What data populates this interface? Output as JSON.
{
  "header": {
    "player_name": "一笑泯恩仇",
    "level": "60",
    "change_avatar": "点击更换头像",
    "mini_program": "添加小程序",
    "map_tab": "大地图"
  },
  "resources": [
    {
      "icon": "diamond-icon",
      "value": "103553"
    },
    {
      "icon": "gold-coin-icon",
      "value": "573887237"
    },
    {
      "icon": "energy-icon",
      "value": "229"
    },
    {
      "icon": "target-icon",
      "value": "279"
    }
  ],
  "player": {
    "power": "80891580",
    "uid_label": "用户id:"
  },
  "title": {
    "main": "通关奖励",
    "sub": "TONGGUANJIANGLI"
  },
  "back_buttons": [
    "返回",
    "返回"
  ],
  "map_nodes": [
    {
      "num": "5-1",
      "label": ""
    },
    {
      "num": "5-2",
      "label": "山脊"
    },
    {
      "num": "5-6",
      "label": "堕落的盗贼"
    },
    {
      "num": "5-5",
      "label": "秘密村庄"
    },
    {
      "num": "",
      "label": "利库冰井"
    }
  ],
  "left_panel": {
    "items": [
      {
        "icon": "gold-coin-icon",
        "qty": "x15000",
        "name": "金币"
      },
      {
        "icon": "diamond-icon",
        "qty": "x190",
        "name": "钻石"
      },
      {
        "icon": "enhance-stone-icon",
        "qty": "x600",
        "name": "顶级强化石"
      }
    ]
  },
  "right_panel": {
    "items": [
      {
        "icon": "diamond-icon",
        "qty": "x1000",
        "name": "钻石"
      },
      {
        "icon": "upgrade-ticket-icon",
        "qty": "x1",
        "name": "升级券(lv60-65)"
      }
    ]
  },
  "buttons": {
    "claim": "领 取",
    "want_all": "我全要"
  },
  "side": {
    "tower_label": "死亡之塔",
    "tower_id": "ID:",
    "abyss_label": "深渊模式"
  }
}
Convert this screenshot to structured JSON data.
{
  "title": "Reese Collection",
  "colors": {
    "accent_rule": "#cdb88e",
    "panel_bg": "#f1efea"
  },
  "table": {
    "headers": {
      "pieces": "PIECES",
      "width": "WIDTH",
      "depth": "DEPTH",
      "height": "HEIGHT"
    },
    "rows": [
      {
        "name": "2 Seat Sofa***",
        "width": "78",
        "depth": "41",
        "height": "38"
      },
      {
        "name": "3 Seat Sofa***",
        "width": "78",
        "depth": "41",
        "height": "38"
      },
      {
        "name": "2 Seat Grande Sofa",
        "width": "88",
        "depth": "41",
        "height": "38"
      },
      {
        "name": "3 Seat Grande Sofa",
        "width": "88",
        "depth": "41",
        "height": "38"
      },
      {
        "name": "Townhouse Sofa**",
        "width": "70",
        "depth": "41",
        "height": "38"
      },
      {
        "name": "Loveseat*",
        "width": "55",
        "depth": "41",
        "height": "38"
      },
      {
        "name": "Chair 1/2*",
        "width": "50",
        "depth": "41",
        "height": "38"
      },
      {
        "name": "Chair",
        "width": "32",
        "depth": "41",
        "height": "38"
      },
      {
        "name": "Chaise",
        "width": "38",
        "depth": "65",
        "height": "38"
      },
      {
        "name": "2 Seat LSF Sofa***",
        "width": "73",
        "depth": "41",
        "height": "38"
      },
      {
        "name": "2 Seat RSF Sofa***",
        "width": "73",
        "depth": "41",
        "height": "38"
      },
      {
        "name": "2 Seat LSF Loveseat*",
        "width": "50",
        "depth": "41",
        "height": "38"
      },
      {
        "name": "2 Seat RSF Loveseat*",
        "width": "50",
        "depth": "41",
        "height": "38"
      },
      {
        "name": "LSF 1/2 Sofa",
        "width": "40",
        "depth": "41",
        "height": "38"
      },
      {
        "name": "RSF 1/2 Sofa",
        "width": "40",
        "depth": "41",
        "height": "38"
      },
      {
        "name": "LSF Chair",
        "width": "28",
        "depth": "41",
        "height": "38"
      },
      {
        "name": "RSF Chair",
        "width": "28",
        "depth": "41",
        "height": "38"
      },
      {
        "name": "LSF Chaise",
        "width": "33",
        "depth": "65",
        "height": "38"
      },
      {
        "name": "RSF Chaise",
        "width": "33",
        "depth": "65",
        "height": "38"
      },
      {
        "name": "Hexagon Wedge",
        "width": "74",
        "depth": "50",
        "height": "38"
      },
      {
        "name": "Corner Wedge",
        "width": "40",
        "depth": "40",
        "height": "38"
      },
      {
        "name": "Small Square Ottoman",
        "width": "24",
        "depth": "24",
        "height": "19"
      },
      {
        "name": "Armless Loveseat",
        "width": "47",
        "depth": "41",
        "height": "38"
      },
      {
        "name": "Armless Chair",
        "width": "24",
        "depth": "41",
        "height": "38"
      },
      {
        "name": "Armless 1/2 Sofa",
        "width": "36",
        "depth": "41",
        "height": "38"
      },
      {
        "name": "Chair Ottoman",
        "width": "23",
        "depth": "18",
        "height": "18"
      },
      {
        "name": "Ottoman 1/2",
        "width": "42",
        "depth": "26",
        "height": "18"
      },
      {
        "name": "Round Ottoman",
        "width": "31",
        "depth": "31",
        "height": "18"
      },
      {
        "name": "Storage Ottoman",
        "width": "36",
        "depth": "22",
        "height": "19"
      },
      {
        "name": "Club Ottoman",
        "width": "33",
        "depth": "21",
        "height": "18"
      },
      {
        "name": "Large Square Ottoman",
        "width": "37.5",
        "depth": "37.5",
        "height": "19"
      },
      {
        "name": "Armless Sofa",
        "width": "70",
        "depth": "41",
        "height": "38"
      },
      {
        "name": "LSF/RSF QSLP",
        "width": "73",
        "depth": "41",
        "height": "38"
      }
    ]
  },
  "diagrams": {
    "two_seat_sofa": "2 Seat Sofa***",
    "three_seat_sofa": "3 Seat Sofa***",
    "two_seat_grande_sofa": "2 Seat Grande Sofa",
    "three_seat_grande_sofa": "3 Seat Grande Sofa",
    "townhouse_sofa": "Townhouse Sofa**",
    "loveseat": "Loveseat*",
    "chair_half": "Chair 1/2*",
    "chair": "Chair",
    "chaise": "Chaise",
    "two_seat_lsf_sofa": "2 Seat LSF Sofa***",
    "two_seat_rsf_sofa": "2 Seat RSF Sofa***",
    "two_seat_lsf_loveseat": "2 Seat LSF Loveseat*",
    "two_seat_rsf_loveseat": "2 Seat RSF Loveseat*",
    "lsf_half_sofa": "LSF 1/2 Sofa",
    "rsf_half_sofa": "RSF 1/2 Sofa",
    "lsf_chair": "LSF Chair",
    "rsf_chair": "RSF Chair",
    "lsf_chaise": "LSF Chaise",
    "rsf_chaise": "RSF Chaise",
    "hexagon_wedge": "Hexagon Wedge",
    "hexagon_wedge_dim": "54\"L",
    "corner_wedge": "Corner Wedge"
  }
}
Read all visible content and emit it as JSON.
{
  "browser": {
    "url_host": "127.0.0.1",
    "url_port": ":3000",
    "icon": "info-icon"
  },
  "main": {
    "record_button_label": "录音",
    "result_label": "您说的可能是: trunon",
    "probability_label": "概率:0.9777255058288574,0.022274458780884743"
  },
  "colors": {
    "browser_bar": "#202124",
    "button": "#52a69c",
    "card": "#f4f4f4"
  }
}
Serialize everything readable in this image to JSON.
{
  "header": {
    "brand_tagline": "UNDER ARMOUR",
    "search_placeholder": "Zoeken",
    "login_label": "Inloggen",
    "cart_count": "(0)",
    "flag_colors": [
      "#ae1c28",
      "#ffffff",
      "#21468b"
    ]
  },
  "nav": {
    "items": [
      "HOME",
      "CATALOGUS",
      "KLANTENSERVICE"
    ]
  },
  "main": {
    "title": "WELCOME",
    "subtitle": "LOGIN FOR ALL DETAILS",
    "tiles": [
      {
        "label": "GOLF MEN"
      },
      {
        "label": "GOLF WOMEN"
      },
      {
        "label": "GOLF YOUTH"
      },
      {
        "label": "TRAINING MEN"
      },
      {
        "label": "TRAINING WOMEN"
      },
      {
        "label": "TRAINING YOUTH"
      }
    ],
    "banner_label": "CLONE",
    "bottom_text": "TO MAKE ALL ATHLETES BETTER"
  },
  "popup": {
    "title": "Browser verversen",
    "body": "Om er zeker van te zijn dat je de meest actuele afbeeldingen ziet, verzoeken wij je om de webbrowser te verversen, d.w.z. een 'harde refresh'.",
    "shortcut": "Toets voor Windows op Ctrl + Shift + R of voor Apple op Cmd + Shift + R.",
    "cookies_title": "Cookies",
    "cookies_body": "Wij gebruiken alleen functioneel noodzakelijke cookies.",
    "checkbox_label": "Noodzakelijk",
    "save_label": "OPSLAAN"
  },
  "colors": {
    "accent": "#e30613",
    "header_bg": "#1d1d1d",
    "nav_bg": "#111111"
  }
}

━━━━━━━━━━━━━━━━━━━━

• Aim: Return every line above in which the string "GOLF" occurs.

• Solved exercise:
        "label": "GOLF MEN"
        "label": "GOLF WOMEN"
        "label": "GOLF YOUTH"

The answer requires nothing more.